Stated goal: Read through the data and report every line in which the word "title" occurs.
= = = = = = =
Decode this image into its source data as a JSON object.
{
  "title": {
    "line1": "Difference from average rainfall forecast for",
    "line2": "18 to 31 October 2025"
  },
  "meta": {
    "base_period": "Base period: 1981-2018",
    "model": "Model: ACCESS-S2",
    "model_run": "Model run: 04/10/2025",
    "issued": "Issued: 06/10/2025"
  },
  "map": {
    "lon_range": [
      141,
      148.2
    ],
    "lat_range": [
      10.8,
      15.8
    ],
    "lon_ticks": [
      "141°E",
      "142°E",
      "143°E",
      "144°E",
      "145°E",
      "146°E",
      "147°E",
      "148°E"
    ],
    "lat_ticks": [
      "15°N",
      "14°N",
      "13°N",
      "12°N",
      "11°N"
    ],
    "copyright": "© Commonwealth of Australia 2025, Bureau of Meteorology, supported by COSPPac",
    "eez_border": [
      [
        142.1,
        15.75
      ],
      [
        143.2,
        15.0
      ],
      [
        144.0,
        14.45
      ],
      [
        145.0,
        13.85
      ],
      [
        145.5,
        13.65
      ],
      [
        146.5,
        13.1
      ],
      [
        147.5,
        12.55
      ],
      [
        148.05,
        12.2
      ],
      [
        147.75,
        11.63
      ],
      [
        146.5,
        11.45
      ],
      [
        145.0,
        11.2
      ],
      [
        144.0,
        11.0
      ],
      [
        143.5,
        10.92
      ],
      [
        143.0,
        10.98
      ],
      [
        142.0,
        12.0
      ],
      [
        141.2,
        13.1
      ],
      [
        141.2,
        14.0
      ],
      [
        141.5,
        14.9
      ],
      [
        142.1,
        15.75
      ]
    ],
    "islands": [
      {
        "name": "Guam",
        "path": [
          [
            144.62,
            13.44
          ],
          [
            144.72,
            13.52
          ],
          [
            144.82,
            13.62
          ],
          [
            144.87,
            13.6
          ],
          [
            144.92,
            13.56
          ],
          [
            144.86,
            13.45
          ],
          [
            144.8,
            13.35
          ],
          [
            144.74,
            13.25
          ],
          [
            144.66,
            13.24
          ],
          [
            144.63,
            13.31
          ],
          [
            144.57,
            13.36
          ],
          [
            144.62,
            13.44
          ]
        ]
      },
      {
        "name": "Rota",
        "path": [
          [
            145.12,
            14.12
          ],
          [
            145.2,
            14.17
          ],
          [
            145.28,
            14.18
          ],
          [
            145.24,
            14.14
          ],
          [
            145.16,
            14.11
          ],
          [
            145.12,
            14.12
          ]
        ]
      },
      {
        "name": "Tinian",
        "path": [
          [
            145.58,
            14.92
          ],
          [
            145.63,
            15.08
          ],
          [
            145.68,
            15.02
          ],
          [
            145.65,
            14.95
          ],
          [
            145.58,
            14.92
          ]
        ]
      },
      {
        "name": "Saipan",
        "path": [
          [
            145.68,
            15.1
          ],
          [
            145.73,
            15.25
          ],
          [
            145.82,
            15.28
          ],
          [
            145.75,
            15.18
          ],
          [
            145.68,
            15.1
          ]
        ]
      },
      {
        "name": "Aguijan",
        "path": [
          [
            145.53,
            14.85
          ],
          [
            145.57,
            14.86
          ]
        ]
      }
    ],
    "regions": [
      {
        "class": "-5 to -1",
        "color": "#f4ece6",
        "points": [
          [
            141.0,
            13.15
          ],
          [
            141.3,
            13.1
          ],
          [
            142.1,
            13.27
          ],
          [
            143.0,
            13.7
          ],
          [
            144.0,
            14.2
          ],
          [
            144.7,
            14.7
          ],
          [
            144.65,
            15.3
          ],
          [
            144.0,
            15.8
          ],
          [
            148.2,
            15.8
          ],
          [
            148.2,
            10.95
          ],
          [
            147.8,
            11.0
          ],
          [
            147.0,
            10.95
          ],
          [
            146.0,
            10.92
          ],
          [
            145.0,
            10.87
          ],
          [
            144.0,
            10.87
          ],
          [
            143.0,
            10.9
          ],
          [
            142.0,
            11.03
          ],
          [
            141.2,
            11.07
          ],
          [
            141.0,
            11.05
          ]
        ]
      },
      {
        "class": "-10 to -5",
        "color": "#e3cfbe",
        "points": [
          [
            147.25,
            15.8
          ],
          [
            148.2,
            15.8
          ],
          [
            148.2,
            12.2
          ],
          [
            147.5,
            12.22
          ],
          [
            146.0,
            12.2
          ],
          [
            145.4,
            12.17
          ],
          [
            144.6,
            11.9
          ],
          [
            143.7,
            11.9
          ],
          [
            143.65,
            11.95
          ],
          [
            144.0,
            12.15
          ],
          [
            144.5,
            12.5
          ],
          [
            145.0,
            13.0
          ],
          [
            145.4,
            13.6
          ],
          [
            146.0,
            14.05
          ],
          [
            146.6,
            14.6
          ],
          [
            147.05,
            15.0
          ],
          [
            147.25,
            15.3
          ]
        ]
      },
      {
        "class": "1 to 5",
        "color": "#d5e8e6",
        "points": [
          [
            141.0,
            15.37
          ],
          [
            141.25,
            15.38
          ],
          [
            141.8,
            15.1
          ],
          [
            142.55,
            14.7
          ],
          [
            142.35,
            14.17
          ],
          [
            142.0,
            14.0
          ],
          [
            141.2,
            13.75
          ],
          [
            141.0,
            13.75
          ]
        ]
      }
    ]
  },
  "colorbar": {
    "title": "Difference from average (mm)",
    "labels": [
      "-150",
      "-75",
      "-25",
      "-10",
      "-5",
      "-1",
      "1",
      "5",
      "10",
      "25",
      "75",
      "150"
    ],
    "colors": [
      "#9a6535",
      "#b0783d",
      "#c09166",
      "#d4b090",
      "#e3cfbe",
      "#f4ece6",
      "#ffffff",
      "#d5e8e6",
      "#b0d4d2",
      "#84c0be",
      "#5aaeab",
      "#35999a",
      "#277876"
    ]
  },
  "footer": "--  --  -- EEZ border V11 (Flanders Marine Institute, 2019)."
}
= = = = = = =
Exercise response:
  "title": {
    "title": "Difference from average (mm)",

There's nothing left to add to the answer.